Leave out the pictures; transcribe all else exactly.

**** Material for the task

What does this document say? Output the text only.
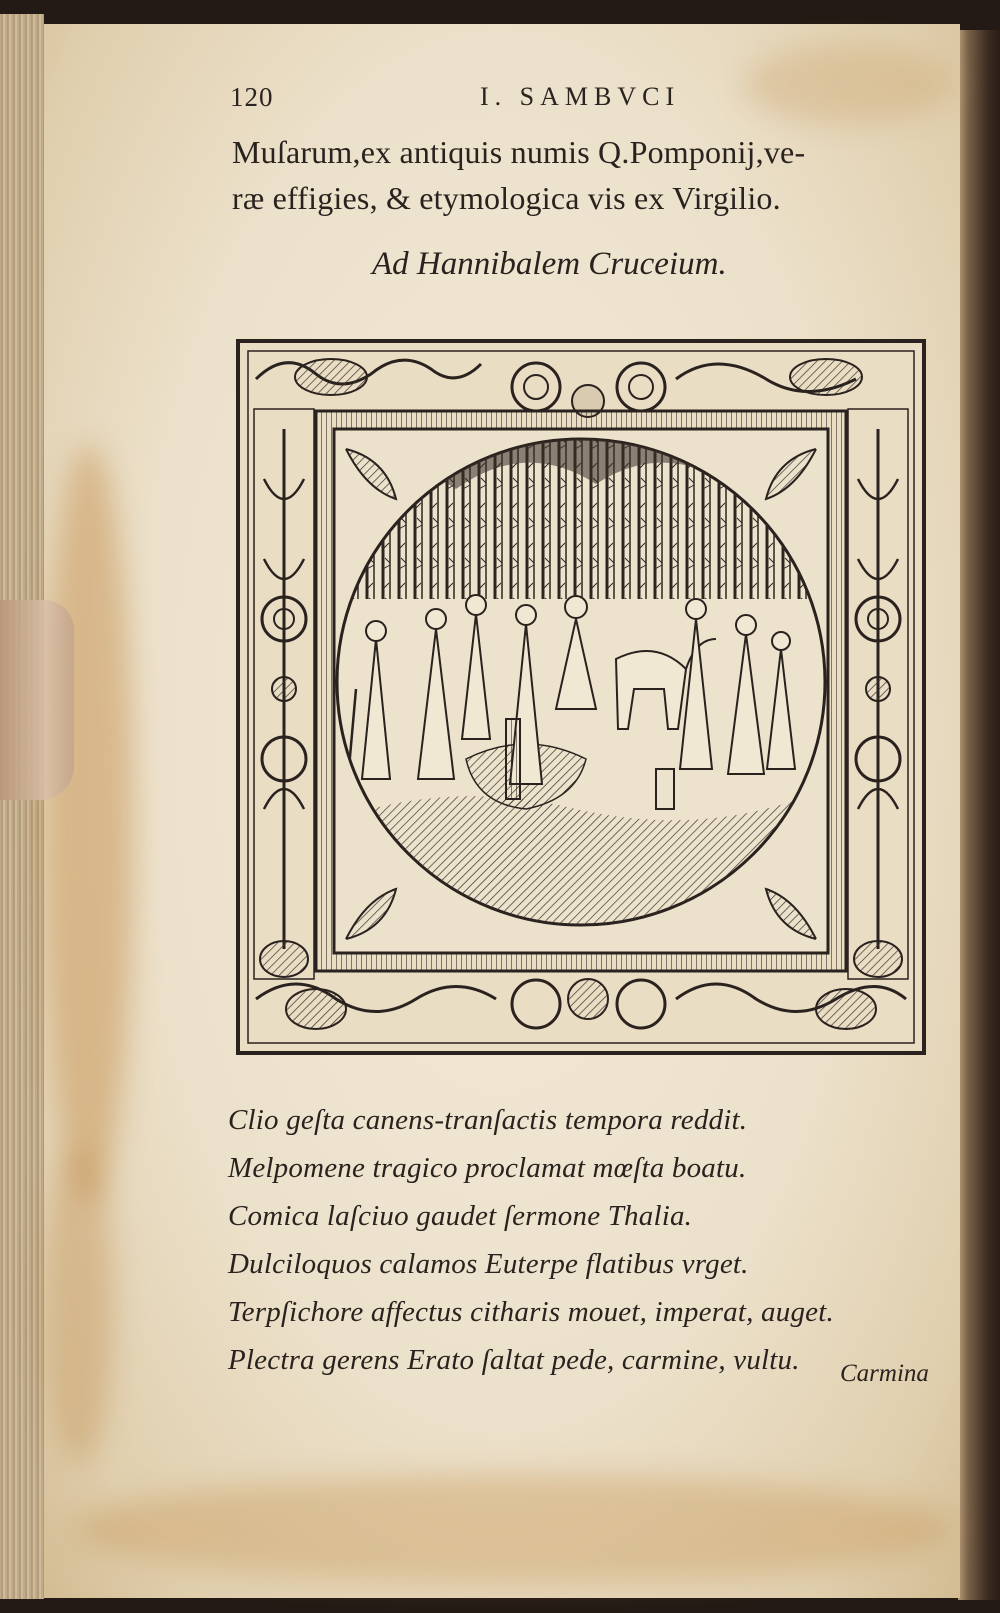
120	I. SAMBVCI
Muſarum,ex antiquis numis Q.Pomponij,ve-
ræ effigies, & etymologica vis ex Virgilio.
Ad Hannibalem Cruceium.
Clio geſta canens-tranſactis tempora reddit.
Melpomene tragico proclamat mœſta boatu.
Comica laſciuo gaudet ſermone Thalia.
Dulciloquos calamos Euterpe flatibus vrget.
Terpſichore affectus citharis mouet, imperat, auget.
Plectra gerens Erato ſaltat pede, carmine, vultu.	Carmina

********

**Expected answer:**
What does this document say? Output the text only.
120	I. SAMBVCI
Muſarum,ex antiquis numis Q.Pomponij,ve-
ræ effigies, & etymologica vis ex Virgilio.
Ad Hannibalem Cruceium.
Clio geſta canens-tranſactis tempora reddit.
Melpomene tragico proclamat mœſta boatu.
Comica laſciuo gaudet ſermone Thalia.
Dulciloquos calamos Euterpe flatibus vrget.
Terpſichore affectus citharis mouet, imperat, auget.
Plectra gerens Erato ſaltat pede, carmine, vultu.	Carmina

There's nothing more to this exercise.